Registros de una recopilación de datos:

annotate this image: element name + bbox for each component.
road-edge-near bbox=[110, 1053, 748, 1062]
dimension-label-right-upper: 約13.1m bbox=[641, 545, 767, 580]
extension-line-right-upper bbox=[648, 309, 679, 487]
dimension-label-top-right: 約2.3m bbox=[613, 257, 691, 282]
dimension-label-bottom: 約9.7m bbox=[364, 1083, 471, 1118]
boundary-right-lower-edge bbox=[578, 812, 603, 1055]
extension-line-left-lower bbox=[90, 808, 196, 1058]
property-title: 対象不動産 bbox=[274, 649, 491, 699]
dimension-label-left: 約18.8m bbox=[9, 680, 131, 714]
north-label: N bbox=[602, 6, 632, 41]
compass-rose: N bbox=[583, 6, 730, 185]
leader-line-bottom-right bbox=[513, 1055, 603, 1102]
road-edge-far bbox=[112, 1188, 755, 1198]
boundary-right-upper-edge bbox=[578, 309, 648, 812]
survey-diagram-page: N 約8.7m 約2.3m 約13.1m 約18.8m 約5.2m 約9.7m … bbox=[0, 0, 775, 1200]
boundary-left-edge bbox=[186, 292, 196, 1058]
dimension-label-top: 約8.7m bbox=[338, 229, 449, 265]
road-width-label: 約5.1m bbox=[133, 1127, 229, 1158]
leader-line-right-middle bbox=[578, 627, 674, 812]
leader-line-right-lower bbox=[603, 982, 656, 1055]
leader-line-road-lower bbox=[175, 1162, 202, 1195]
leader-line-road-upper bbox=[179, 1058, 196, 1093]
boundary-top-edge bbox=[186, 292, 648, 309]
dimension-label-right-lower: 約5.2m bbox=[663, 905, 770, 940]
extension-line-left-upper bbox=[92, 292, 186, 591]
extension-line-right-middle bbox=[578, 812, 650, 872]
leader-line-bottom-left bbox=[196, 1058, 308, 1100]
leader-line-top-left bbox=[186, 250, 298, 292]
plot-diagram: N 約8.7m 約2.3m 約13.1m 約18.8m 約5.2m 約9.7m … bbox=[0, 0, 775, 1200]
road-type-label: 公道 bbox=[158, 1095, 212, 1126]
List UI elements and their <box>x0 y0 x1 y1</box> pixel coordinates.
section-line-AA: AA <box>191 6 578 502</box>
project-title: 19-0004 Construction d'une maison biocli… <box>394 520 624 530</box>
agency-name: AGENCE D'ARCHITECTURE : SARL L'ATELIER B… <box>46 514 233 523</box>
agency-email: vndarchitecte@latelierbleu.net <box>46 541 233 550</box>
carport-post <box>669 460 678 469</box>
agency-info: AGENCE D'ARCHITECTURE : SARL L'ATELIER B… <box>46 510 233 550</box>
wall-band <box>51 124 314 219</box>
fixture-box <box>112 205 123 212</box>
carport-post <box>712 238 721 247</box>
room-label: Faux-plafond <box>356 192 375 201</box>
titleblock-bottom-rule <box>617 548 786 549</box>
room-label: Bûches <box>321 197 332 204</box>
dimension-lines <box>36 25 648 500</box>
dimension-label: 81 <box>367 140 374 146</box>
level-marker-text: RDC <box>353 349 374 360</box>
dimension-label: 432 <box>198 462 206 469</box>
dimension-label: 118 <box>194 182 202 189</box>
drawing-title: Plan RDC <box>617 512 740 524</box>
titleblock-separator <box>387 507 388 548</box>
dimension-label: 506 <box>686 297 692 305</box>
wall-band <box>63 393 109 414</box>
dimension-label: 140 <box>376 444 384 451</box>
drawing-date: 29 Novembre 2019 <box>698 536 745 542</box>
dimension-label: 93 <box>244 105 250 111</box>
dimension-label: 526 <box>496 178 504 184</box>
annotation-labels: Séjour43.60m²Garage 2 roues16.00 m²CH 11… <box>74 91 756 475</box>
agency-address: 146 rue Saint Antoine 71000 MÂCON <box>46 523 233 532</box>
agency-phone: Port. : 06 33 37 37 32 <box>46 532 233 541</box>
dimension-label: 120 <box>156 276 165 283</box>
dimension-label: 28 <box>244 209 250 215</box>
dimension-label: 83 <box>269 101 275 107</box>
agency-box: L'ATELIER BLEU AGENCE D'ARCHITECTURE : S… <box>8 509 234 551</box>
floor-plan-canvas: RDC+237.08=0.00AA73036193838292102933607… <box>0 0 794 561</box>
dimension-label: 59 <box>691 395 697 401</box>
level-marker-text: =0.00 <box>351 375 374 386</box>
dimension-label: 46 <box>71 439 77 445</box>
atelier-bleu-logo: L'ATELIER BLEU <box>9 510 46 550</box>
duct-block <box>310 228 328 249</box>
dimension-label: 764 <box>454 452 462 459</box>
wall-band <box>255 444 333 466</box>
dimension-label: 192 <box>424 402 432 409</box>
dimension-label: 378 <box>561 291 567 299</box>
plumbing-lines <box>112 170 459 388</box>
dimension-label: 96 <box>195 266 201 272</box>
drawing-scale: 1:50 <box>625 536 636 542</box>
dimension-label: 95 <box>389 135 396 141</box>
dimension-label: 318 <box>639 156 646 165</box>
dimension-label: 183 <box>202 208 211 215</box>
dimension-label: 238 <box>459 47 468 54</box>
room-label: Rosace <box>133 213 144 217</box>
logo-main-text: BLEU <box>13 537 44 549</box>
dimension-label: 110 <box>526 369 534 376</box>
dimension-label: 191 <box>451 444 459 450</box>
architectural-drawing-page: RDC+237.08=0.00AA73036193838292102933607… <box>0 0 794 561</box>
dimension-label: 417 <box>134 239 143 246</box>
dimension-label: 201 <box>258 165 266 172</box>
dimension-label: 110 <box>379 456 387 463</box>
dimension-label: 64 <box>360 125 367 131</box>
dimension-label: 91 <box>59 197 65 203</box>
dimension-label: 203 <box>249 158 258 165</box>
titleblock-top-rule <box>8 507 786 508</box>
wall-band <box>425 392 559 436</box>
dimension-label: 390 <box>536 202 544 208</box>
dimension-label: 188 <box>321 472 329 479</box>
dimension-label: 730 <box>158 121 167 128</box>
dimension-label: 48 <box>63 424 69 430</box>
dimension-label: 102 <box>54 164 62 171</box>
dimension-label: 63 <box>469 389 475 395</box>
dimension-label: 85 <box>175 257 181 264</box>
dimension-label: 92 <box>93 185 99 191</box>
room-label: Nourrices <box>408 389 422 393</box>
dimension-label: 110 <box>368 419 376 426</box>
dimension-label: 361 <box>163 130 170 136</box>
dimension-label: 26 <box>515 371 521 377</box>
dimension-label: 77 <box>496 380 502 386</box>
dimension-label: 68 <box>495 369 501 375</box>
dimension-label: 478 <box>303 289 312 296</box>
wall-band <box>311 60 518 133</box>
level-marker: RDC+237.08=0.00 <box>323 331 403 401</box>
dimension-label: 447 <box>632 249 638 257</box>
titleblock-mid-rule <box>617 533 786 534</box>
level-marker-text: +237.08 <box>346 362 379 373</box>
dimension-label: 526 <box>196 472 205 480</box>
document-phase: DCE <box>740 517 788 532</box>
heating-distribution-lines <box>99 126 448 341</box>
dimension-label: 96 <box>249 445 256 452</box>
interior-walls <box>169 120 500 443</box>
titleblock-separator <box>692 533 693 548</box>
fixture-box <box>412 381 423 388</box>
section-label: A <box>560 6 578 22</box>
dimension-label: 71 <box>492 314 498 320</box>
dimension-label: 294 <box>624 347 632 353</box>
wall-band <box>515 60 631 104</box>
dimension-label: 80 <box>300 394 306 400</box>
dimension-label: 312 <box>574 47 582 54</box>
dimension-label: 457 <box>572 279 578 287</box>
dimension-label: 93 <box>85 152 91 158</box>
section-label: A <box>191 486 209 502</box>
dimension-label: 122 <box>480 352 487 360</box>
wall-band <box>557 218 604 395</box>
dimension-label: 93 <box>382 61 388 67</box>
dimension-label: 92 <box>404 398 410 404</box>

## Qué debes hacer
Copia todos los registros anteriores línea por línea, sin cambiar ni un carácter.

## La respuesta
annotate this image: element name + bbox for each component.
road-edge-near bbox=[110, 1053, 748, 1062]
dimension-label-right-upper: 約13.1m bbox=[641, 545, 767, 580]
extension-line-right-upper bbox=[648, 309, 679, 487]
dimension-label-top-right: 約2.3m bbox=[613, 257, 691, 282]
dimension-label-bottom: 約9.7m bbox=[364, 1083, 471, 1118]
boundary-right-lower-edge bbox=[578, 812, 603, 1055]
extension-line-left-lower bbox=[90, 808, 196, 1058]
property-title: 対象不動産 bbox=[274, 649, 491, 699]
dimension-label-left: 約18.8m bbox=[9, 680, 131, 714]
north-label: N bbox=[602, 6, 632, 41]
compass-rose: N bbox=[583, 6, 730, 185]
leader-line-bottom-right bbox=[513, 1055, 603, 1102]
road-edge-far bbox=[112, 1188, 755, 1198]
boundary-right-upper-edge bbox=[578, 309, 648, 812]
survey-diagram-page: N 約8.7m 約2.3m 約13.1m 約18.8m 約5.2m 約9.7m … bbox=[0, 0, 775, 1200]
boundary-left-edge bbox=[186, 292, 196, 1058]
dimension-label-top: 約8.7m bbox=[338, 229, 449, 265]
road-width-label: 約5.1m bbox=[133, 1127, 229, 1158]
leader-line-right-middle bbox=[578, 627, 674, 812]
leader-line-right-lower bbox=[603, 982, 656, 1055]
leader-line-road-lower bbox=[175, 1162, 202, 1195]
leader-line-road-upper bbox=[179, 1058, 196, 1093]
boundary-top-edge bbox=[186, 292, 648, 309]
dimension-label-right-lower: 約5.2m bbox=[663, 905, 770, 940]
extension-line-left-upper bbox=[92, 292, 186, 591]
extension-line-right-middle bbox=[578, 812, 650, 872]
leader-line-bottom-left bbox=[196, 1058, 308, 1100]
leader-line-top-left bbox=[186, 250, 298, 292]
plot-diagram: N 約8.7m 約2.3m 約13.1m 約18.8m 約5.2m 約9.7m … bbox=[0, 0, 775, 1200]
road-type-label: 公道 bbox=[158, 1095, 212, 1126]
List UI elements and their <box>x0 y0 x1 y1</box> pixel coordinates.
section-line-AA: AA <box>191 6 578 502</box>
project-title: 19-0004 Construction d'une maison biocli… <box>394 520 624 530</box>
agency-name: AGENCE D'ARCHITECTURE : SARL L'ATELIER B… <box>46 514 233 523</box>
agency-email: vndarchitecte@latelierbleu.net <box>46 541 233 550</box>
carport-post <box>669 460 678 469</box>
agency-info: AGENCE D'ARCHITECTURE : SARL L'ATELIER B… <box>46 510 233 550</box>
wall-band <box>51 124 314 219</box>
fixture-box <box>112 205 123 212</box>
carport-post <box>712 238 721 247</box>
room-label: Faux-plafond <box>356 192 375 201</box>
titleblock-bottom-rule <box>617 548 786 549</box>
room-label: Bûches <box>321 197 332 204</box>
dimension-lines <box>36 25 648 500</box>
dimension-label: 81 <box>367 140 374 146</box>
level-marker-text: RDC <box>353 349 374 360</box>
dimension-label: 432 <box>198 462 206 469</box>
dimension-label: 118 <box>194 182 202 189</box>
drawing-title: Plan RDC <box>617 512 740 524</box>
titleblock-separator <box>387 507 388 548</box>
dimension-label: 506 <box>686 297 692 305</box>
wall-band <box>63 393 109 414</box>
dimension-label: 140 <box>376 444 384 451</box>
drawing-date: 29 Novembre 2019 <box>698 536 745 542</box>
dimension-label: 93 <box>244 105 250 111</box>
dimension-label: 526 <box>496 178 504 184</box>
annotation-labels: Séjour43.60m²Garage 2 roues16.00 m²CH 11… <box>74 91 756 475</box>
agency-address: 146 rue Saint Antoine 71000 MÂCON <box>46 523 233 532</box>
agency-phone: Port. : 06 33 37 37 32 <box>46 532 233 541</box>
dimension-label: 120 <box>156 276 165 283</box>
dimension-label: 28 <box>244 209 250 215</box>
dimension-label: 83 <box>269 101 275 107</box>
agency-box: L'ATELIER BLEU AGENCE D'ARCHITECTURE : S… <box>8 509 234 551</box>
floor-plan-canvas: RDC+237.08=0.00AA73036193838292102933607… <box>0 0 794 561</box>
dimension-label: 59 <box>691 395 697 401</box>
level-marker-text: =0.00 <box>351 375 374 386</box>
dimension-label: 46 <box>71 439 77 445</box>
atelier-bleu-logo: L'ATELIER BLEU <box>9 510 46 550</box>
duct-block <box>310 228 328 249</box>
dimension-label: 764 <box>454 452 462 459</box>
wall-band <box>255 444 333 466</box>
dimension-label: 192 <box>424 402 432 409</box>
dimension-label: 378 <box>561 291 567 299</box>
plumbing-lines <box>112 170 459 388</box>
dimension-label: 96 <box>195 266 201 272</box>
drawing-scale: 1:50 <box>625 536 636 542</box>
dimension-label: 95 <box>389 135 396 141</box>
dimension-label: 318 <box>639 156 646 165</box>
dimension-label: 183 <box>202 208 211 215</box>
dimension-label: 238 <box>459 47 468 54</box>
room-label: Rosace <box>133 213 144 217</box>
logo-main-text: BLEU <box>13 537 44 549</box>
dimension-label: 110 <box>526 369 534 376</box>
dimension-label: 191 <box>451 444 459 450</box>
architectural-drawing-page: RDC+237.08=0.00AA73036193838292102933607… <box>0 0 794 561</box>
dimension-label: 417 <box>134 239 143 246</box>
dimension-label: 201 <box>258 165 266 172</box>
dimension-label: 110 <box>379 456 387 463</box>
dimension-label: 64 <box>360 125 367 131</box>
dimension-label: 91 <box>59 197 65 203</box>
dimension-label: 203 <box>249 158 258 165</box>
titleblock-top-rule <box>8 507 786 508</box>
wall-band <box>425 392 559 436</box>
dimension-label: 390 <box>536 202 544 208</box>
dimension-label: 188 <box>321 472 329 479</box>
dimension-label: 730 <box>158 121 167 128</box>
dimension-label: 48 <box>63 424 69 430</box>
dimension-label: 102 <box>54 164 62 171</box>
dimension-label: 63 <box>469 389 475 395</box>
dimension-label: 85 <box>175 257 181 264</box>
dimension-label: 92 <box>93 185 99 191</box>
room-label: Nourrices <box>408 389 422 393</box>
dimension-label: 110 <box>368 419 376 426</box>
dimension-label: 361 <box>163 130 170 136</box>
dimension-label: 26 <box>515 371 521 377</box>
dimension-label: 77 <box>496 380 502 386</box>
dimension-label: 68 <box>495 369 501 375</box>
dimension-label: 478 <box>303 289 312 296</box>
wall-band <box>311 60 518 133</box>
level-marker: RDC+237.08=0.00 <box>323 331 403 401</box>
dimension-label: 447 <box>632 249 638 257</box>
titleblock-mid-rule <box>617 533 786 534</box>
level-marker-text: +237.08 <box>346 362 379 373</box>
dimension-label: 526 <box>196 472 205 480</box>
document-phase: DCE <box>740 517 788 532</box>
heating-distribution-lines <box>99 126 448 341</box>
dimension-label: 96 <box>249 445 256 452</box>
interior-walls <box>169 120 500 443</box>
titleblock-separator <box>692 533 693 548</box>
fixture-box <box>412 381 423 388</box>
section-label: A <box>560 6 578 22</box>
dimension-label: 71 <box>492 314 498 320</box>
dimension-label: 294 <box>624 347 632 353</box>
wall-band <box>515 60 631 104</box>
dimension-label: 80 <box>300 394 306 400</box>
dimension-label: 312 <box>574 47 582 54</box>
dimension-label: 457 <box>572 279 578 287</box>
dimension-label: 93 <box>85 152 91 158</box>
section-label: A <box>191 486 209 502</box>
dimension-label: 122 <box>480 352 487 360</box>
wall-band <box>557 218 604 395</box>
dimension-label: 93 <box>382 61 388 67</box>
dimension-label: 92 <box>404 398 410 404</box>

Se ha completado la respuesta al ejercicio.